__Exercise__. Sift the listing for lines that hold the string "Objects" and pull them out.

[START OF Entries provided]

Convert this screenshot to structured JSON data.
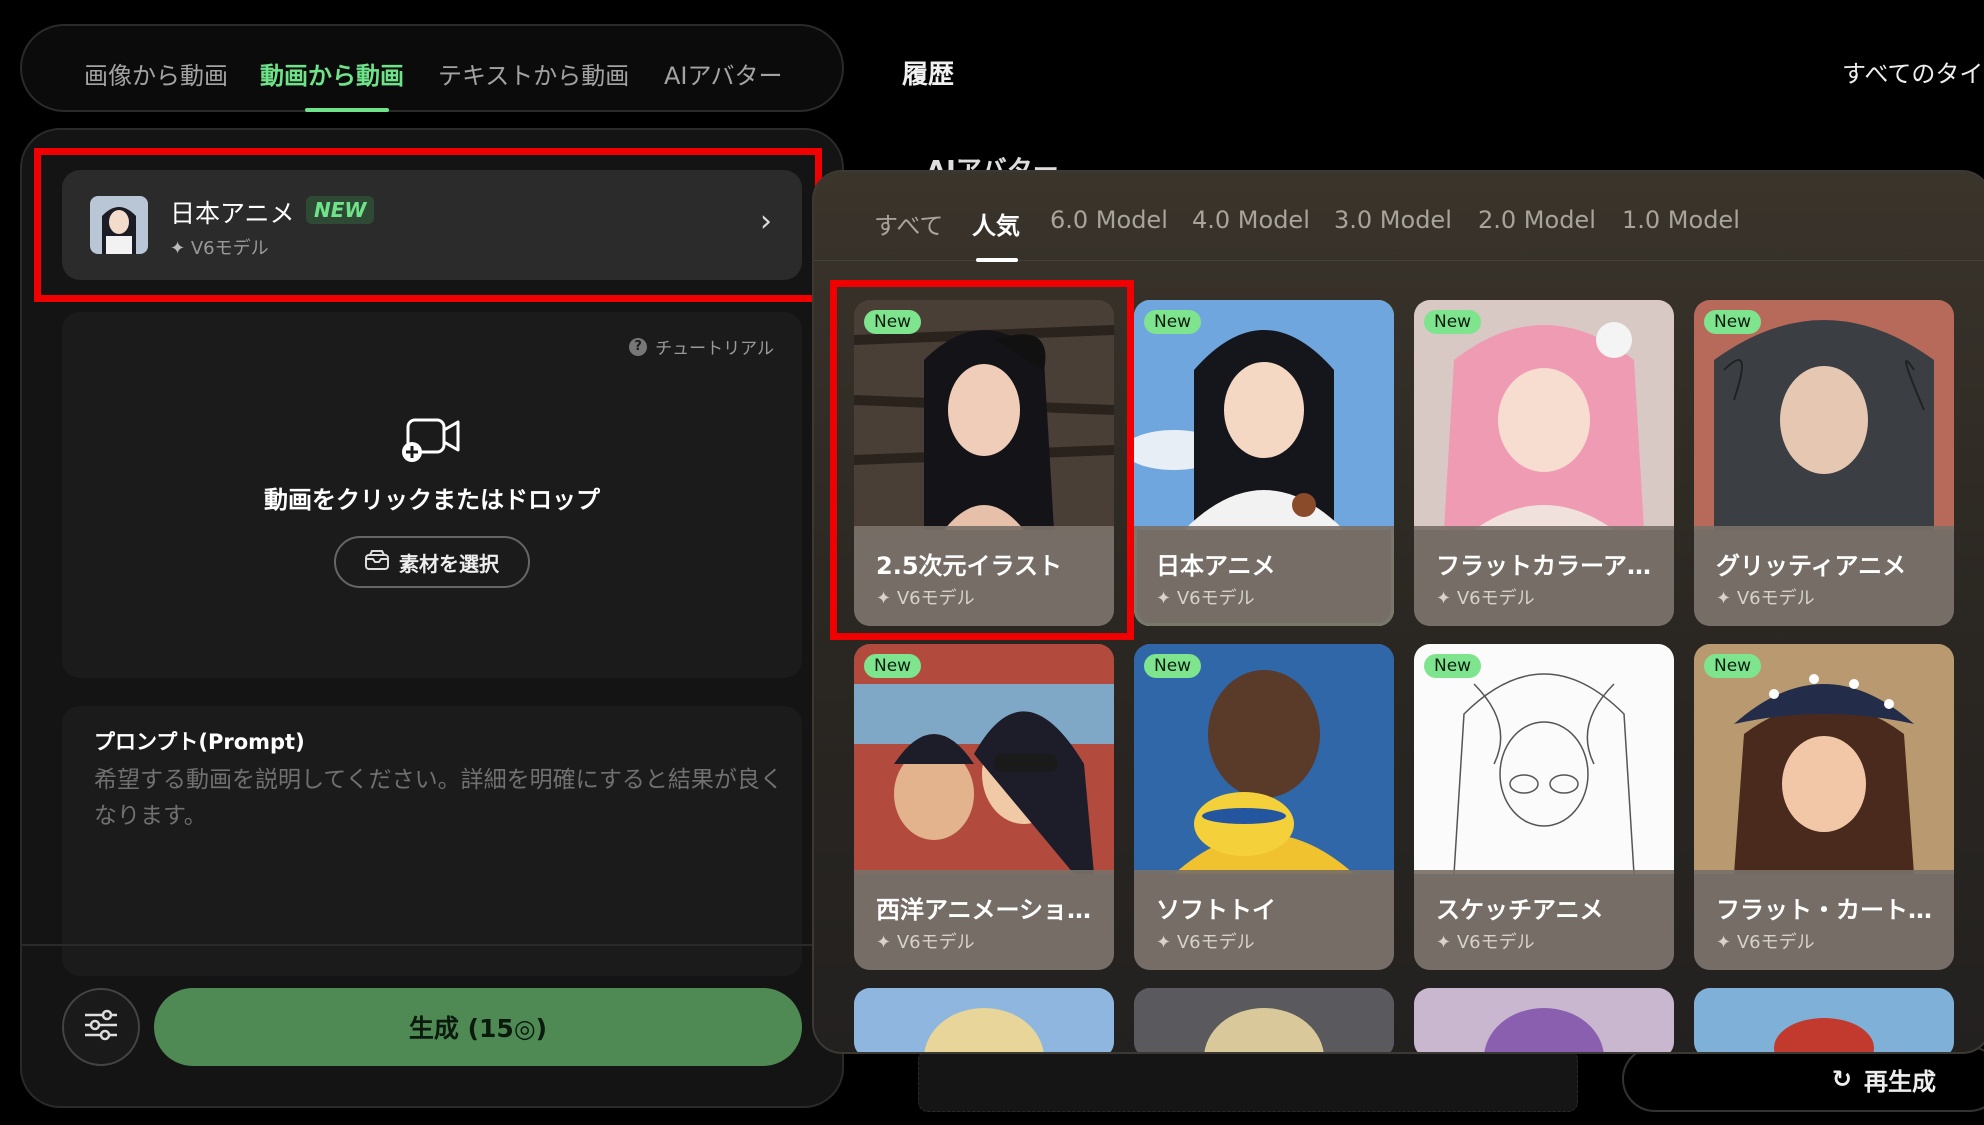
{
  "tabs": {
    "items": [
      "画像から動画",
      "動画から動画",
      "テキストから動画",
      "AIアバター"
    ],
    "active_index": 1
  },
  "history": {
    "title": "履歴",
    "filter_label": "すべてのタイ",
    "section_label": "AIアバター"
  },
  "selected_model": {
    "name": "日本アニメ",
    "badge": "NEW",
    "sub": "V6モデル"
  },
  "upload": {
    "tutorial": "チュートリアル",
    "text": "動画をクリックまたはドロップ",
    "select_button": "素材を選択"
  },
  "prompt": {
    "label": "プロンプト(Prompt)",
    "placeholder": "希望する動画を説明してください。詳細を明確にすると結果が良くなります。"
  },
  "generate_button": "生成 (15◎)",
  "regenerate_button": "再生成",
  "popup": {
    "tabs": [
      "すべて",
      "人気",
      "6.0 Model",
      "4.0 Model",
      "3.0 Model",
      "2.0 Model",
      "1.0 Model"
    ],
    "active_tab": 1,
    "styles": [
      {
        "name": "2.5次元イラスト",
        "sub": "V6モデル",
        "badge": "New"
      },
      {
        "name": "日本アニメ",
        "sub": "V6モデル",
        "badge": "New"
      },
      {
        "name": "フラットカラーア…",
        "sub": "V6モデル",
        "badge": "New"
      },
      {
        "name": "グリッティアニメ",
        "sub": "V6モデル",
        "badge": "New"
      },
      {
        "name": "西洋アニメーショ…",
        "sub": "V6モデル",
        "badge": "New"
      },
      {
        "name": "ソフトトイ",
        "sub": "V6モデル",
        "badge": "New"
      },
      {
        "name": "スケッチアニメ",
        "sub": "V6モデル",
        "badge": "New"
      },
      {
        "name": "フラット・カート…",
        "sub": "V6モデル",
        "badge": "New"
      }
    ]
  },
  "colors": {
    "accent": "#6fe38a",
    "highlight": "#f00000",
    "generate": "#4f8a55"
  }
}
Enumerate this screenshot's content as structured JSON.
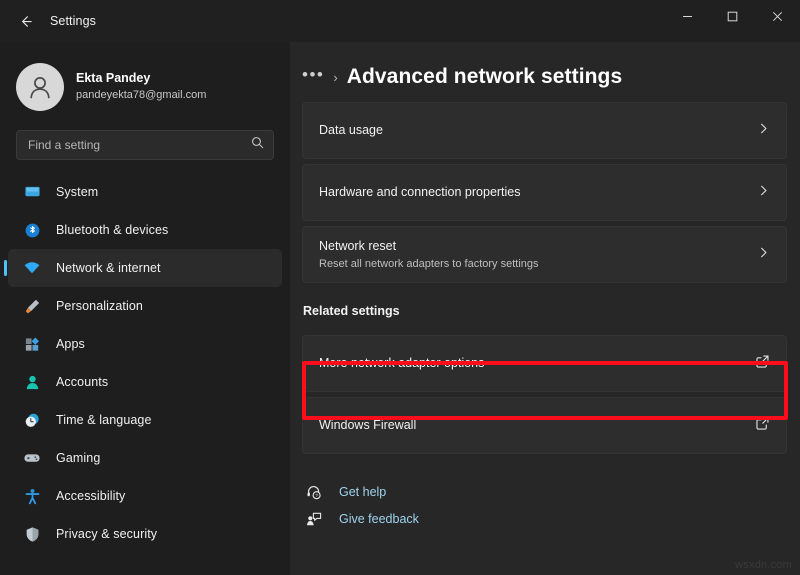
{
  "window": {
    "title": "Settings",
    "back_icon": "back-arrow-icon",
    "controls": {
      "minimize": "minimize-icon",
      "maximize": "maximize-icon",
      "close": "close-icon"
    }
  },
  "account": {
    "name": "Ekta Pandey",
    "email": "pandeyekta78@gmail.com",
    "avatar_icon": "person-avatar-icon"
  },
  "search": {
    "placeholder": "Find a setting",
    "icon": "search-icon"
  },
  "sidebar": {
    "items": [
      {
        "label": "System",
        "icon": "system-monitor-icon",
        "color": "#3ba7e0",
        "selected": false
      },
      {
        "label": "Bluetooth & devices",
        "icon": "bluetooth-icon",
        "color": "#1a7fd4",
        "selected": false
      },
      {
        "label": "Network & internet",
        "icon": "wifi-icon",
        "color": "#2fa8f5",
        "selected": true
      },
      {
        "label": "Personalization",
        "icon": "paintbrush-icon",
        "color": "#e8833a",
        "selected": false
      },
      {
        "label": "Apps",
        "icon": "apps-grid-icon",
        "color": "#5a9fd4",
        "selected": false
      },
      {
        "label": "Accounts",
        "icon": "person-icon",
        "color": "#18c4b0",
        "selected": false
      },
      {
        "label": "Time & language",
        "icon": "clock-icon",
        "color": "#2aa5d8",
        "selected": false
      },
      {
        "label": "Gaming",
        "icon": "gamepad-icon",
        "color": "#b9c3cc",
        "selected": false
      },
      {
        "label": "Accessibility",
        "icon": "accessibility-person-icon",
        "color": "#2e9ae6",
        "selected": false
      },
      {
        "label": "Privacy & security",
        "icon": "shield-icon",
        "color": "#c3cbd2",
        "selected": false
      }
    ]
  },
  "main": {
    "breadcrumb": {
      "overflow": "•••",
      "separator": "›"
    },
    "title": "Advanced network settings",
    "cards": [
      {
        "title": "Data usage",
        "subtitle": "",
        "action_icon": "chevron-right-icon",
        "highlighted": false
      },
      {
        "title": "Hardware and connection properties",
        "subtitle": "",
        "action_icon": "chevron-right-icon",
        "highlighted": false
      },
      {
        "title": "Network reset",
        "subtitle": "Reset all network adapters to factory settings",
        "action_icon": "chevron-right-icon",
        "highlighted": false
      }
    ],
    "related_label": "Related settings",
    "related_cards": [
      {
        "title": "More network adapter options",
        "subtitle": "",
        "action_icon": "external-link-icon",
        "highlighted": true
      },
      {
        "title": "Windows Firewall",
        "subtitle": "",
        "action_icon": "external-link-icon",
        "highlighted": false
      }
    ],
    "footer_links": [
      {
        "label": "Get help",
        "icon": "help-headset-icon"
      },
      {
        "label": "Give feedback",
        "icon": "feedback-person-icon"
      }
    ]
  },
  "annotation": {
    "color": "#fb0d1b",
    "target": "More network adapter options"
  },
  "watermark": "wsxdn.com"
}
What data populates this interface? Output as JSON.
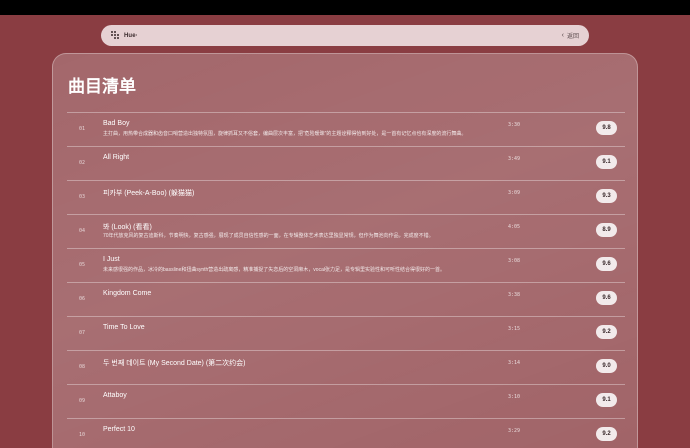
{
  "header": {
    "brand": "Hue·",
    "back_label": "返回"
  },
  "page_title": "曲目清单",
  "tracks": [
    {
      "num": "01",
      "title": "Bad Boy",
      "desc": "主打曲，用热带合成器和齿音口哨营造出独特氛围，旋律抓耳又不俗套，编曲层次丰富，把“危险暧昧”的主题诠释得恰到好处，是一首有记忆点也有深度的流行舞曲。",
      "duration": "3:30",
      "score": "9.8"
    },
    {
      "num": "02",
      "title": "All Right",
      "desc": "",
      "duration": "3:49",
      "score": "9.1"
    },
    {
      "num": "03",
      "title": "피카부 (Peek-A-Boo) (躲猫猫)",
      "desc": "",
      "duration": "3:09",
      "score": "9.3"
    },
    {
      "num": "04",
      "title": "봐 (Look) (看看)",
      "desc": "70年代放克风的复古迪斯科，节奏明快，复古感强，展现了成员自信性感的一面，在专辑整体艺术表达里独显常规，但作为舞池向作品，完成度不错。",
      "duration": "4:05",
      "score": "8.9"
    },
    {
      "num": "05",
      "title": "I Just",
      "desc": "未来感很强的作品，冰冷的bassline和扭曲synth营造出疏离感，精准捕捉了失恋后的空洞麻木，vocal张力足，是专辑里实验性和可听性结合得很好的一首。",
      "duration": "3:08",
      "score": "9.6"
    },
    {
      "num": "06",
      "title": "Kingdom Come",
      "desc": "",
      "duration": "3:38",
      "score": "9.6"
    },
    {
      "num": "07",
      "title": "Time To Love",
      "desc": "",
      "duration": "3:15",
      "score": "9.2"
    },
    {
      "num": "08",
      "title": "두 번째 데이트 (My Second Date) (第二次约会)",
      "desc": "",
      "duration": "3:14",
      "score": "9.0"
    },
    {
      "num": "09",
      "title": "Attaboy",
      "desc": "",
      "duration": "3:10",
      "score": "9.1"
    },
    {
      "num": "10",
      "title": "Perfect 10",
      "desc": "",
      "duration": "3:29",
      "score": "9.2"
    }
  ]
}
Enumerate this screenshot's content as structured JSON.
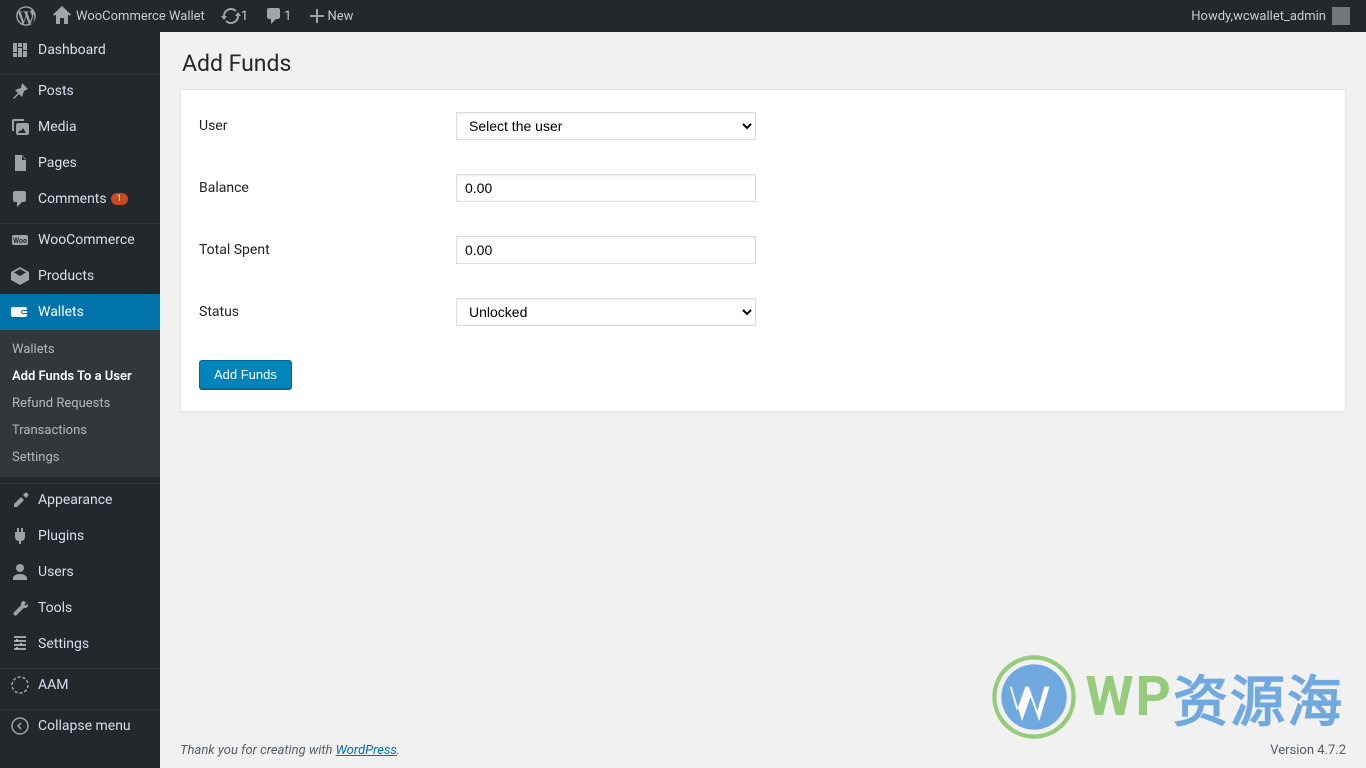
{
  "adminbar": {
    "site_name": "WooCommerce Wallet",
    "update_count": "1",
    "comment_count": "1",
    "new_label": "New",
    "howdy_prefix": "Howdy, ",
    "username": "wcwallet_admin"
  },
  "sidebar": {
    "dashboard": "Dashboard",
    "posts": "Posts",
    "media": "Media",
    "pages": "Pages",
    "comments": "Comments",
    "comments_badge": "1",
    "woocommerce": "WooCommerce",
    "products": "Products",
    "wallets": "Wallets",
    "appearance": "Appearance",
    "plugins": "Plugins",
    "users": "Users",
    "tools": "Tools",
    "settings": "Settings",
    "aam": "AAM",
    "collapse": "Collapse menu",
    "submenu": {
      "wallets": "Wallets",
      "add_funds": "Add Funds To a User",
      "refund": "Refund Requests",
      "transactions": "Transactions",
      "settings": "Settings"
    }
  },
  "page": {
    "title": "Add Funds",
    "labels": {
      "user": "User",
      "balance": "Balance",
      "total_spent": "Total Spent",
      "status": "Status"
    },
    "fields": {
      "user_placeholder": "Select the user",
      "balance_value": "0.00",
      "total_spent_value": "0.00",
      "status_value": "Unlocked"
    },
    "submit_label": "Add Funds"
  },
  "footer": {
    "thanks_prefix": "Thank you for creating with ",
    "wordpress": "WordPress",
    "version": "Version 4.7.2"
  },
  "watermark": {
    "wp": "WP",
    "cn": "资源海"
  }
}
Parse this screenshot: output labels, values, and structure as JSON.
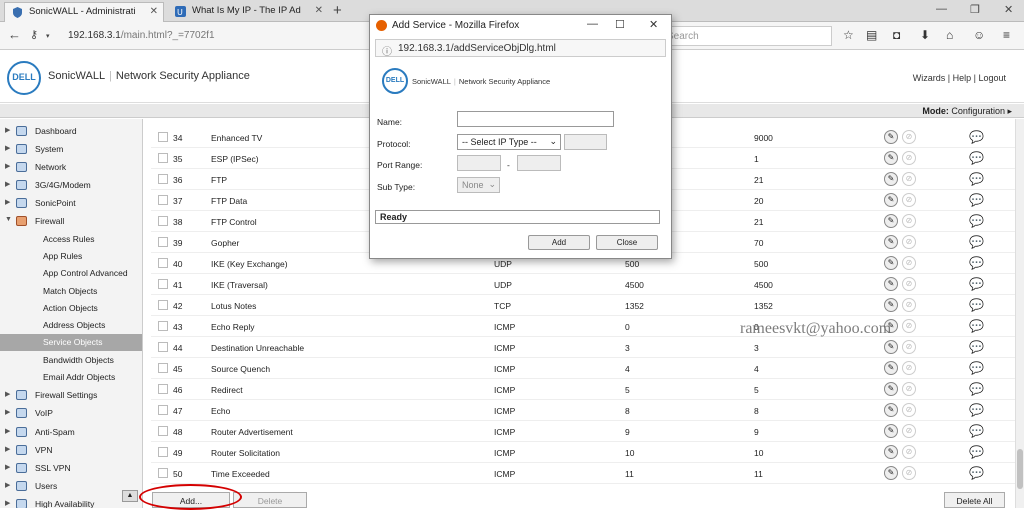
{
  "browser": {
    "tabs": [
      {
        "title": "SonicWALL - Administrati"
      },
      {
        "title": "What Is My IP - The IP Ad"
      }
    ],
    "url_main": "192.168.3.1",
    "url_rest": "/main.html?_=7702f1",
    "search_placeholder": "Search"
  },
  "header": {
    "logo": "DELL",
    "brand": "SonicWALL",
    "product": "Network Security Appliance",
    "links": {
      "wizards": "Wizards",
      "help": "Help",
      "logout": "Logout"
    }
  },
  "modebar": {
    "label": "Mode:",
    "value": "Configuration"
  },
  "sidebar": {
    "items": [
      {
        "label": "Dashboard"
      },
      {
        "label": "System"
      },
      {
        "label": "Network"
      },
      {
        "label": "3G/4G/Modem"
      },
      {
        "label": "SonicPoint"
      },
      {
        "label": "Firewall"
      },
      {
        "label": "Access Rules"
      },
      {
        "label": "App Rules"
      },
      {
        "label": "App Control Advanced"
      },
      {
        "label": "Match Objects"
      },
      {
        "label": "Action Objects"
      },
      {
        "label": "Address Objects"
      },
      {
        "label": "Service Objects"
      },
      {
        "label": "Bandwidth Objects"
      },
      {
        "label": "Email Addr Objects"
      },
      {
        "label": "Firewall Settings"
      },
      {
        "label": "VoIP"
      },
      {
        "label": "Anti-Spam"
      },
      {
        "label": "VPN"
      },
      {
        "label": "SSL VPN"
      },
      {
        "label": "Users"
      },
      {
        "label": "High Availability"
      }
    ]
  },
  "table": {
    "rows": [
      {
        "num": "34",
        "name": "Enhanced TV",
        "proto": "",
        "start": "",
        "end": "9000"
      },
      {
        "num": "35",
        "name": "ESP (IPSec)",
        "proto": "",
        "start": "",
        "end": "1"
      },
      {
        "num": "36",
        "name": "FTP",
        "proto": "",
        "start": "",
        "end": "21"
      },
      {
        "num": "37",
        "name": "FTP Data",
        "proto": "",
        "start": "",
        "end": "20"
      },
      {
        "num": "38",
        "name": "FTP Control",
        "proto": "",
        "start": "",
        "end": "21"
      },
      {
        "num": "39",
        "name": "Gopher",
        "proto": "",
        "start": "",
        "end": "70"
      },
      {
        "num": "40",
        "name": "IKE (Key Exchange)",
        "proto": "UDP",
        "start": "500",
        "end": "500"
      },
      {
        "num": "41",
        "name": "IKE (Traversal)",
        "proto": "UDP",
        "start": "4500",
        "end": "4500"
      },
      {
        "num": "42",
        "name": "Lotus Notes",
        "proto": "TCP",
        "start": "1352",
        "end": "1352"
      },
      {
        "num": "43",
        "name": "Echo Reply",
        "proto": "ICMP",
        "start": "0",
        "end": "0"
      },
      {
        "num": "44",
        "name": "Destination Unreachable",
        "proto": "ICMP",
        "start": "3",
        "end": "3"
      },
      {
        "num": "45",
        "name": "Source Quench",
        "proto": "ICMP",
        "start": "4",
        "end": "4"
      },
      {
        "num": "46",
        "name": "Redirect",
        "proto": "ICMP",
        "start": "5",
        "end": "5"
      },
      {
        "num": "47",
        "name": "Echo",
        "proto": "ICMP",
        "start": "8",
        "end": "8"
      },
      {
        "num": "48",
        "name": "Router Advertisement",
        "proto": "ICMP",
        "start": "9",
        "end": "9"
      },
      {
        "num": "49",
        "name": "Router Solicitation",
        "proto": "ICMP",
        "start": "10",
        "end": "10"
      },
      {
        "num": "50",
        "name": "Time Exceeded",
        "proto": "ICMP",
        "start": "11",
        "end": "11"
      }
    ],
    "add_label": "Add...",
    "delete_label": "Delete",
    "delete_all_label": "Delete All"
  },
  "watermark": "rameesvkt@yahoo.com",
  "popup": {
    "title": "Add Service - Mozilla Firefox",
    "url": "192.168.3.1/addServiceObjDlg.html",
    "logo": "DELL",
    "brand": "SonicWALL",
    "product": "Network Security Appliance",
    "name_label": "Name:",
    "protocol_label": "Protocol:",
    "protocol_value": "-- Select IP Type --",
    "port_range_label": "Port Range:",
    "port_sep": "-",
    "subtype_label": "Sub Type:",
    "subtype_value": "None",
    "status": "Ready",
    "add_label": "Add",
    "close_label": "Close"
  }
}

[END OF Entries provided]

__Answer for this exercise__.
        "label": "Match Objects"
        "label": "Action Objects"
        "label": "Address Objects"
        "label": "Service Objects"
        "label": "Bandwidth Objects"
        "label": "Email Addr Objects"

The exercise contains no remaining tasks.